> WHAT IS BEING ASKED
Report every line below that holds the word "frac".

> Dataset entries
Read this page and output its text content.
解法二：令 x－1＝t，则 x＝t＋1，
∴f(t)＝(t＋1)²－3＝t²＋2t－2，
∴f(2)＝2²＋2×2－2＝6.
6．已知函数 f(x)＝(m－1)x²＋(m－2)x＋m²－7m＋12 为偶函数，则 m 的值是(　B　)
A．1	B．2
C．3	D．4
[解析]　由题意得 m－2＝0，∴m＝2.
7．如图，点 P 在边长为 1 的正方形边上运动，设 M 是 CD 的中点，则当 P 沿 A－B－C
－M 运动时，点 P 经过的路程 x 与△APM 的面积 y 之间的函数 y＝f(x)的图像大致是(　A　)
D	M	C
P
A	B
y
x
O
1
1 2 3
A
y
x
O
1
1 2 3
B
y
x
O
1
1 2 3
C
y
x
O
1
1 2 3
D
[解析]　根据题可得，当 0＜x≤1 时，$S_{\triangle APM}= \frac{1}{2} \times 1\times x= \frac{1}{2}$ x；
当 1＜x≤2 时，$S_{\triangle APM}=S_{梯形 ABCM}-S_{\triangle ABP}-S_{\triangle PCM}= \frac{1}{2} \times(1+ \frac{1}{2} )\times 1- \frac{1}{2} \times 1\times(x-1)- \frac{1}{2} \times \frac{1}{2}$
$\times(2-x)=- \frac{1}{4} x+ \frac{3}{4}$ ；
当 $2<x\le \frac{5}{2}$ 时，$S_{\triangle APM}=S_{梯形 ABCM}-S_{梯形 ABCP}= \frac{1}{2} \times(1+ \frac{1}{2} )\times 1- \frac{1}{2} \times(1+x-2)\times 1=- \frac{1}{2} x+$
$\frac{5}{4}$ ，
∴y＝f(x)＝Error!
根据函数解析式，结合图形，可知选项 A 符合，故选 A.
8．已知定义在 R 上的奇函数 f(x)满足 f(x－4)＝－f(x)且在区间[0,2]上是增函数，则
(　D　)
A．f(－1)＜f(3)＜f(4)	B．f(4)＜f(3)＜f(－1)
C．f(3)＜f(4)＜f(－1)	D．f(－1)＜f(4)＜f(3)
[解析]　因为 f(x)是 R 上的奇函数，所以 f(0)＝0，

> TASK ANSWER
[解析]　根据题可得，当 0＜x≤1 时，$S_{\triangle APM}= \frac{1}{2} \times 1\times x= \frac{1}{2}$ x；
当 1＜x≤2 时，$S_{\triangle APM}=S_{梯形 ABCM}-S_{\triangle ABP}-S_{\triangle PCM}= \frac{1}{2} \times(1+ \frac{1}{2} )\times 1- \frac{1}{2} \times 1\times(x-1)- \frac{1}{2} \times \frac{1}{2}$
$\times(2-x)=- \frac{1}{4} x+ \frac{3}{4}$ ；
当 $2<x\le \frac{5}{2}$ 时，$S_{\triangle APM}=S_{梯形 ABCM}-S_{梯形 ABCP}= \frac{1}{2} \times(1+ \frac{1}{2} )\times 1- \frac{1}{2} \times(1+x-2)\times 1=- \frac{1}{2} x+$
$\frac{5}{4}$ ，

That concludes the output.